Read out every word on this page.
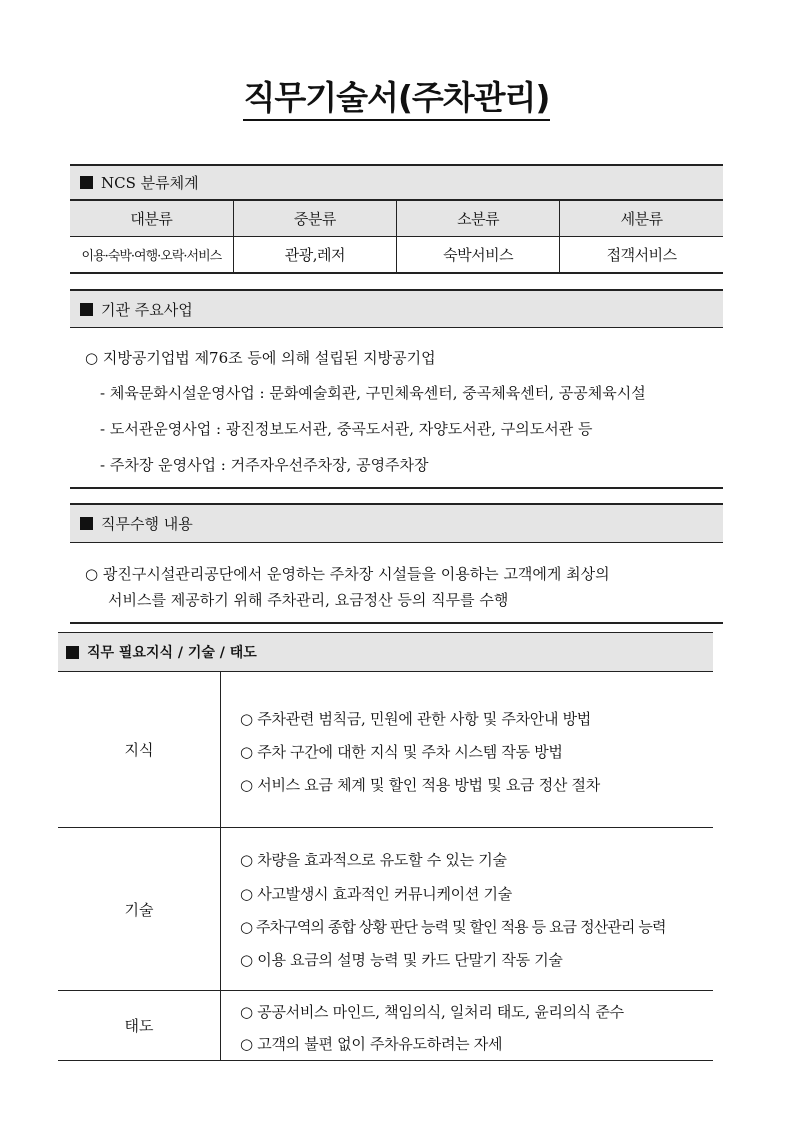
직무기술서(주차관리)
NCS 분류체계
대분류	중분류	소분류	세분류
이용·숙박·여행·오락·서비스	관광,레저	숙박서비스	접객서비스
기관 주요사업
○ 지방공기업법 제76조 등에 의해 설립된 지방공기업
- 체육문화시설운영사업 : 문화예술회관, 구민체육센터, 중곡체육센터, 공공체육시설
- 도서관운영사업 : 광진정보도서관, 중곡도서관, 자양도서관, 구의도서관 등
- 주차장 운영사업 : 거주자우선주차장, 공영주차장
직무수행 내용
○ 광진구시설관리공단에서 운영하는 주차장 시설들을 이용하는 고객에게 최상의
서비스를 제공하기 위해 주차관리, 요금정산 등의 직무를 수행
직무 필요지식 / 기술 / 태도
지식
○ 주차관련 범칙금, 민원에 관한 사항 및 주차안내 방법
○ 주차 구간에 대한 지식 및 주차 시스템 작동 방법
○ 서비스 요금 체계 및 할인 적용 방법 및 요금 정산 절차
기술
○ 차량을 효과적으로 유도할 수 있는 기술
○ 사고발생시 효과적인 커뮤니케이션 기술
○ 주차구역의 종합 상황 판단 능력 및 할인 적용 등 요금 정산관리 능력
○ 이용 요금의 설명 능력 및 카드 단말기 작동 기술
태도
○ 공공서비스 마인드, 책임의식, 일처리 태도, 윤리의식 준수
○ 고객의 불편 없이 주차유도하려는 자세
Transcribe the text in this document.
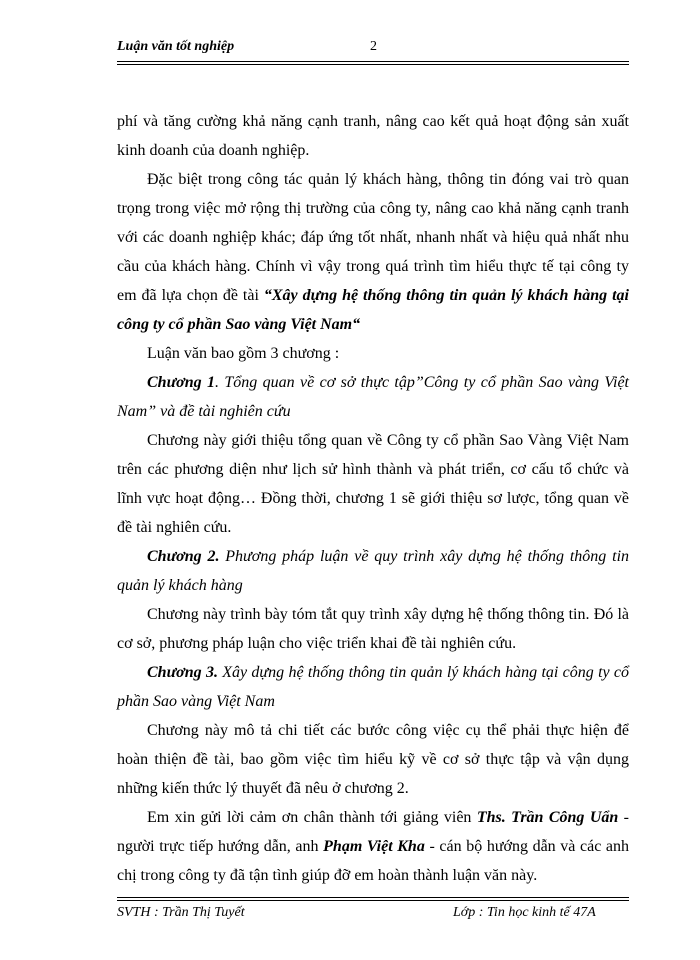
Luận văn tốt nghiệp	2

phí và tăng cường khả năng cạnh tranh, nâng cao kết quả hoạt động sản xuất kinh doanh của doanh nghiệp.

Đặc biệt trong công tác quản lý khách hàng, thông tin đóng vai trò quan trọng trong việc mở rộng thị trường của công ty, nâng cao khả năng cạnh tranh với các doanh nghiệp khác; đáp ứng tốt nhất, nhanh nhất và hiệu quả nhất nhu cầu của khách hàng. Chính vì vậy trong quá trình tìm hiểu thực tế tại công ty em đã lựa chọn đề tài “Xây dựng hệ thống thông tin quản lý khách hàng tại công ty cổ phần Sao vàng Việt Nam“

Luận văn bao gồm 3 chương :

Chương 1. Tổng quan về cơ sở thực tập”Công ty cổ phần Sao vàng Việt Nam” và đề tài nghiên cứu

Chương này giới thiệu tổng quan về Công ty cổ phần Sao Vàng Việt Nam trên các phương diện như lịch sử hình thành và phát triển, cơ cấu tổ chức và lĩnh vực hoạt động… Đồng thời, chương 1 sẽ giới thiệu sơ lược, tổng quan về đề tài nghiên cứu.

Chương 2. Phương pháp luận về quy trình xây dựng hệ thống thông tin quản lý khách hàng

Chương này trình bày tóm tắt quy trình xây dựng hệ thống thông tin. Đó là cơ sở, phương pháp luận cho việc triển khai đề tài nghiên cứu.

Chương 3. Xây dựng hệ thống thông tin quản lý khách hàng tại công ty cổ phần Sao vàng Việt Nam

Chương này mô tả chi tiết các bước công việc cụ thể phải thực hiện để hoàn thiện đề tài, bao gồm việc tìm hiểu kỹ về cơ sở thực tập và vận dụng những kiến thức lý thuyết đã nêu ở chương 2.

Em xin gửi lời cảm ơn chân thành tới giảng viên Ths. Trần Công Uẩn - người trực tiếp hướng dẫn, anh Phạm Việt Kha - cán bộ hướng dẫn và các anh chị trong công ty đã tận tình giúp đỡ em hoàn thành luận văn này.

SVTH : Trần Thị Tuyết	Lớp : Tin học kinh tế 47A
********************
EXERCISE AIM: Quote the records above in full, dropping each picture.

RESULT OF THE EXERCISE:
Read out every word on this page.
직무기술서(주차관리)
NCS 분류체계
대분류	중분류	소분류	세분류
이용·숙박·여행·오락·서비스	관광,레저	숙박서비스	접객서비스
기관 주요사업
○ 지방공기업법 제76조 등에 의해 설립된 지방공기업
- 체육문화시설운영사업 : 문화예술회관, 구민체육센터, 중곡체육센터, 공공체육시설
- 도서관운영사업 : 광진정보도서관, 중곡도서관, 자양도서관, 구의도서관 등
- 주차장 운영사업 : 거주자우선주차장, 공영주차장
직무수행 내용
○ 광진구시설관리공단에서 운영하는 주차장 시설들을 이용하는 고객에게 최상의
서비스를 제공하기 위해 주차관리, 요금정산 등의 직무를 수행
직무 필요지식 / 기술 / 태도
지식
○ 주차관련 범칙금, 민원에 관한 사항 및 주차안내 방법
○ 주차 구간에 대한 지식 및 주차 시스템 작동 방법
○ 서비스 요금 체계 및 할인 적용 방법 및 요금 정산 절차
기술
○ 차량을 효과적으로 유도할 수 있는 기술
○ 사고발생시 효과적인 커뮤니케이션 기술
○ 주차구역의 종합 상황 판단 능력 및 할인 적용 등 요금 정산관리 능력
○ 이용 요금의 설명 능력 및 카드 단말기 작동 기술
태도
○ 공공서비스 마인드, 책임의식, 일처리 태도, 윤리의식 준수
○ 고객의 불편 없이 주차유도하려는 자세
Transcribe the text in this document.
Luận văn tốt nghiệp	2

phí và tăng cường khả năng cạnh tranh, nâng cao kết quả hoạt động sản xuất kinh doanh của doanh nghiệp.

Đặc biệt trong công tác quản lý khách hàng, thông tin đóng vai trò quan trọng trong việc mở rộng thị trường của công ty, nâng cao khả năng cạnh tranh với các doanh nghiệp khác; đáp ứng tốt nhất, nhanh nhất và hiệu quả nhất nhu cầu của khách hàng. Chính vì vậy trong quá trình tìm hiểu thực tế tại công ty em đã lựa chọn đề tài “Xây dựng hệ thống thông tin quản lý khách hàng tại công ty cổ phần Sao vàng Việt Nam“

Luận văn bao gồm 3 chương :

Chương 1. Tổng quan về cơ sở thực tập”Công ty cổ phần Sao vàng Việt Nam” và đề tài nghiên cứu

Chương này giới thiệu tổng quan về Công ty cổ phần Sao Vàng Việt Nam trên các phương diện như lịch sử hình thành và phát triển, cơ cấu tổ chức và lĩnh vực hoạt động… Đồng thời, chương 1 sẽ giới thiệu sơ lược, tổng quan về đề tài nghiên cứu.

Chương 2. Phương pháp luận về quy trình xây dựng hệ thống thông tin quản lý khách hàng

Chương này trình bày tóm tắt quy trình xây dựng hệ thống thông tin. Đó là cơ sở, phương pháp luận cho việc triển khai đề tài nghiên cứu.

Chương 3. Xây dựng hệ thống thông tin quản lý khách hàng tại công ty cổ phần Sao vàng Việt Nam

Chương này mô tả chi tiết các bước công việc cụ thể phải thực hiện để hoàn thiện đề tài, bao gồm việc tìm hiểu kỹ về cơ sở thực tập và vận dụng những kiến thức lý thuyết đã nêu ở chương 2.

Em xin gửi lời cảm ơn chân thành tới giảng viên Ths. Trần Công Uẩn - người trực tiếp hướng dẫn, anh Phạm Việt Kha - cán bộ hướng dẫn và các anh chị trong công ty đã tận tình giúp đỡ em hoàn thành luận văn này.

SVTH : Trần Thị Tuyết	Lớp : Tin học kinh tế 47A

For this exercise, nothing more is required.